**Stated problem:**
Exact reproduction is required for all entries.

★ ★ ★ ★

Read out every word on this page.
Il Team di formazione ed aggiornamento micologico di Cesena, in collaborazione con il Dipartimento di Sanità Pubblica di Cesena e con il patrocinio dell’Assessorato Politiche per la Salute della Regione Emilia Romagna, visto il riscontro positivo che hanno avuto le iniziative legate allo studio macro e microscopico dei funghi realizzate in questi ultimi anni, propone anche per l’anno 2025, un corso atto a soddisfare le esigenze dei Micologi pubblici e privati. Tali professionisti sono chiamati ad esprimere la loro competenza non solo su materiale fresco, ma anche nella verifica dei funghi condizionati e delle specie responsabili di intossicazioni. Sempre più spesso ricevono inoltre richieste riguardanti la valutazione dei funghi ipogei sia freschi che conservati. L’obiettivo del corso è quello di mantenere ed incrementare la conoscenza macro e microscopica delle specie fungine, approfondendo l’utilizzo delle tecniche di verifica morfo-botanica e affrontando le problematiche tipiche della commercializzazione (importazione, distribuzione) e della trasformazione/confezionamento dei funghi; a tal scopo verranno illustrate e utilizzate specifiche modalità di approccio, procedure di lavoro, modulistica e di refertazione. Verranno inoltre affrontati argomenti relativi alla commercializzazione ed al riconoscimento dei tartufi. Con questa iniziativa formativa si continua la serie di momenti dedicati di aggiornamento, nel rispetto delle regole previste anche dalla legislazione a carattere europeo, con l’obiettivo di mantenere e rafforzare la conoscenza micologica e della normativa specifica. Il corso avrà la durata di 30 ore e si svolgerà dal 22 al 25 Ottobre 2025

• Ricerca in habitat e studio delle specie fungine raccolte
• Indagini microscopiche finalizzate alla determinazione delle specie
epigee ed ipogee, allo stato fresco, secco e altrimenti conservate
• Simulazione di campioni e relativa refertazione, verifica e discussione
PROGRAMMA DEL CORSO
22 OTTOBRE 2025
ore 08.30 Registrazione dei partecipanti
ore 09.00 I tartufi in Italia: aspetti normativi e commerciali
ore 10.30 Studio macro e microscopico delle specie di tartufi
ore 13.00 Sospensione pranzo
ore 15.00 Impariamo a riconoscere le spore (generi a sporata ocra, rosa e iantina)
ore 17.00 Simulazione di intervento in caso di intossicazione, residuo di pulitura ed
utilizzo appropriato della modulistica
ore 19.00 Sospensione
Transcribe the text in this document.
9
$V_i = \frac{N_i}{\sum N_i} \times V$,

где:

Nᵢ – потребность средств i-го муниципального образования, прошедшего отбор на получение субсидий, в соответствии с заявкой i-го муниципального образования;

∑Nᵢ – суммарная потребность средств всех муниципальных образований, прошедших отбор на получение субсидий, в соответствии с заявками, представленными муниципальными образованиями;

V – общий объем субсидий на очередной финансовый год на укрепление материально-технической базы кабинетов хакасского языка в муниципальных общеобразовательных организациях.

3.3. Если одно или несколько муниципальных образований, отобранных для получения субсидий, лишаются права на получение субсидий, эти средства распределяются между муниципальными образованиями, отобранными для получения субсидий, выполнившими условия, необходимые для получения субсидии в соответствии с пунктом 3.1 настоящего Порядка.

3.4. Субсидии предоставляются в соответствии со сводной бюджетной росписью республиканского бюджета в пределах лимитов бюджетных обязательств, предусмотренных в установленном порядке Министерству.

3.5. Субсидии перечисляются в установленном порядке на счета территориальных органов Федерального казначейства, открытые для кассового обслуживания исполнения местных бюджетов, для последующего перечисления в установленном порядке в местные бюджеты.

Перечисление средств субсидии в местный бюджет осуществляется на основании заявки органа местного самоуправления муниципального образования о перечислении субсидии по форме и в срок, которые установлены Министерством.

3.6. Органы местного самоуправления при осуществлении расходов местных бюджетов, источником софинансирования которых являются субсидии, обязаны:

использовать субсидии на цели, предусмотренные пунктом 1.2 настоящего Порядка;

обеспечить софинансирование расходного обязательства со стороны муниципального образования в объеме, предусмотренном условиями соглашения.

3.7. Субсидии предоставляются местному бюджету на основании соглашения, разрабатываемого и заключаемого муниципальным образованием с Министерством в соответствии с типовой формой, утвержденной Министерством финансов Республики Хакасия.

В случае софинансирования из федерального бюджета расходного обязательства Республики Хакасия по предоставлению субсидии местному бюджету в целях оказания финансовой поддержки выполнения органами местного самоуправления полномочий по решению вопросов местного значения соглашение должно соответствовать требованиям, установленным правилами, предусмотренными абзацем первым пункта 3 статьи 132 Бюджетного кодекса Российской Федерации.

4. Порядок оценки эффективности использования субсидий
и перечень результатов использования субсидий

★ ★ ★ ★

**Answer to the problem:**
Read out every word on this page.
Il Team di formazione ed aggiornamento micologico di Cesena, in collaborazione con il Dipartimento di Sanità Pubblica di Cesena e con il patrocinio dell’Assessorato Politiche per la Salute della Regione Emilia Romagna, visto il riscontro positivo che hanno avuto le iniziative legate allo studio macro e microscopico dei funghi realizzate in questi ultimi anni, propone anche per l’anno 2025, un corso atto a soddisfare le esigenze dei Micologi pubblici e privati. Tali professionisti sono chiamati ad esprimere la loro competenza non solo su materiale fresco, ma anche nella verifica dei funghi condizionati e delle specie responsabili di intossicazioni. Sempre più spesso ricevono inoltre richieste riguardanti la valutazione dei funghi ipogei sia freschi che conservati. L’obiettivo del corso è quello di mantenere ed incrementare la conoscenza macro e microscopica delle specie fungine, approfondendo l’utilizzo delle tecniche di verifica morfo-botanica e affrontando le problematiche tipiche della commercializzazione (importazione, distribuzione) e della trasformazione/confezionamento dei funghi; a tal scopo verranno illustrate e utilizzate specifiche modalità di approccio, procedure di lavoro, modulistica e di refertazione. Verranno inoltre affrontati argomenti relativi alla commercializzazione ed al riconoscimento dei tartufi. Con questa iniziativa formativa si continua la serie di momenti dedicati di aggiornamento, nel rispetto delle regole previste anche dalla legislazione a carattere europeo, con l’obiettivo di mantenere e rafforzare la conoscenza micologica e della normativa specifica. Il corso avrà la durata di 30 ore e si svolgerà dal 22 al 25 Ottobre 2025

• Ricerca in habitat e studio delle specie fungine raccolte
• Indagini microscopiche finalizzate alla determinazione delle specie
epigee ed ipogee, allo stato fresco, secco e altrimenti conservate
• Simulazione di campioni e relativa refertazione, verifica e discussione
PROGRAMMA DEL CORSO
22 OTTOBRE 2025
ore 08.30 Registrazione dei partecipanti
ore 09.00 I tartufi in Italia: aspetti normativi e commerciali
ore 10.30 Studio macro e microscopico delle specie di tartufi
ore 13.00 Sospensione pranzo
ore 15.00 Impariamo a riconoscere le spore (generi a sporata ocra, rosa e iantina)
ore 17.00 Simulazione di intervento in caso di intossicazione, residuo di pulitura ed
utilizzo appropriato della modulistica
ore 19.00 Sospensione
Transcribe the text in this document.
9
$V_i = \frac{N_i}{\sum N_i} \times V$,

где:

Nᵢ – потребность средств i-го муниципального образования, прошедшего отбор на получение субсидий, в соответствии с заявкой i-го муниципального образования;

∑Nᵢ – суммарная потребность средств всех муниципальных образований, прошедших отбор на получение субсидий, в соответствии с заявками, представленными муниципальными образованиями;

V – общий объем субсидий на очередной финансовый год на укрепление материально-технической базы кабинетов хакасского языка в муниципальных общеобразовательных организациях.

3.3. Если одно или несколько муниципальных образований, отобранных для получения субсидий, лишаются права на получение субсидий, эти средства распределяются между муниципальными образованиями, отобранными для получения субсидий, выполнившими условия, необходимые для получения субсидии в соответствии с пунктом 3.1 настоящего Порядка.

3.4. Субсидии предоставляются в соответствии со сводной бюджетной росписью республиканского бюджета в пределах лимитов бюджетных обязательств, предусмотренных в установленном порядке Министерству.

3.5. Субсидии перечисляются в установленном порядке на счета территориальных органов Федерального казначейства, открытые для кассового обслуживания исполнения местных бюджетов, для последующего перечисления в установленном порядке в местные бюджеты.

Перечисление средств субсидии в местный бюджет осуществляется на основании заявки органа местного самоуправления муниципального образования о перечислении субсидии по форме и в срок, которые установлены Министерством.

3.6. Органы местного самоуправления при осуществлении расходов местных бюджетов, источником софинансирования которых являются субсидии, обязаны:

использовать субсидии на цели, предусмотренные пунктом 1.2 настоящего Порядка;

обеспечить софинансирование расходного обязательства со стороны муниципального образования в объеме, предусмотренном условиями соглашения.

3.7. Субсидии предоставляются местному бюджету на основании соглашения, разрабатываемого и заключаемого муниципальным образованием с Министерством в соответствии с типовой формой, утвержденной Министерством финансов Республики Хакасия.

В случае софинансирования из федерального бюджета расходного обязательства Республики Хакасия по предоставлению субсидии местному бюджету в целях оказания финансовой поддержки выполнения органами местного самоуправления полномочий по решению вопросов местного значения соглашение должно соответствовать требованиям, установленным правилами, предусмотренными абзацем первым пункта 3 статьи 132 Бюджетного кодекса Российской Федерации.

4. Порядок оценки эффективности использования субсидий
и перечень результатов использования субсидий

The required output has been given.